**Prompt:**
Copy every line from the records below that holds the word "have".

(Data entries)
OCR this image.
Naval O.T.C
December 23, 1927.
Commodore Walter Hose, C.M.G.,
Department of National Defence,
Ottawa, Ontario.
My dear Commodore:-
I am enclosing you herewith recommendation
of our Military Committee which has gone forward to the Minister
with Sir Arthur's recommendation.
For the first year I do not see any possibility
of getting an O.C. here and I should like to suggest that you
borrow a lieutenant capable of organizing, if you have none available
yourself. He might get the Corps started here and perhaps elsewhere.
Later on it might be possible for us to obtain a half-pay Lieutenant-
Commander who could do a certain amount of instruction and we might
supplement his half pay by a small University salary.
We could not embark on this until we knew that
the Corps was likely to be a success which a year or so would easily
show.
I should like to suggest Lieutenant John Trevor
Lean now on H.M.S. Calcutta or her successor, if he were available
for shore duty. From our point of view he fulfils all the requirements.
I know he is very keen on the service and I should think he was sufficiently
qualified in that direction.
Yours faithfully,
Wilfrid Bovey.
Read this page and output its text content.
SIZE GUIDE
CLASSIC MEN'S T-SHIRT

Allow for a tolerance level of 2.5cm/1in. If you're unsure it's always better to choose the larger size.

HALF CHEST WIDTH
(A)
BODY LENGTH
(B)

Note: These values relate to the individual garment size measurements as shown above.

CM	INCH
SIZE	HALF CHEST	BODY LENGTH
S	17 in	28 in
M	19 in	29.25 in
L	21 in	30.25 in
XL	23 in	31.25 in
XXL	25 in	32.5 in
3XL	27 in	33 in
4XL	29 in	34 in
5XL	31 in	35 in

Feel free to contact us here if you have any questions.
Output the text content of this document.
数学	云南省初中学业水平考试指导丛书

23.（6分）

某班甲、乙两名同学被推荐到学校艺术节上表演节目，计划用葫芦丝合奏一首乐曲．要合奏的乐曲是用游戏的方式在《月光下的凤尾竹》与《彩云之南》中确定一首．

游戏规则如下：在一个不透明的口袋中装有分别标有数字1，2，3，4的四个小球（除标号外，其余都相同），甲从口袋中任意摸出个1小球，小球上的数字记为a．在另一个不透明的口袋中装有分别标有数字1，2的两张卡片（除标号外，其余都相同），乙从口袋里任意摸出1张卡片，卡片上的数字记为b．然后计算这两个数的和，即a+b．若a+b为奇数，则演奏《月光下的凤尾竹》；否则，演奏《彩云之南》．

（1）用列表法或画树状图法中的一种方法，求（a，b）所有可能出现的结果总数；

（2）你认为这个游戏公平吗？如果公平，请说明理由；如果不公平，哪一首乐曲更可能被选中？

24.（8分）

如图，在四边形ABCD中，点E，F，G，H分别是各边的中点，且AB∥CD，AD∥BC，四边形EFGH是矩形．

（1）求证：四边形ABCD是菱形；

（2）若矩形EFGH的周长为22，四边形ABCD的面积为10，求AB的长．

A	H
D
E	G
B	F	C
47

**Response to the exercise:**
borrow a lieutenant capable of organizing, if you have none available
Feel free to contact us here if you have any questions.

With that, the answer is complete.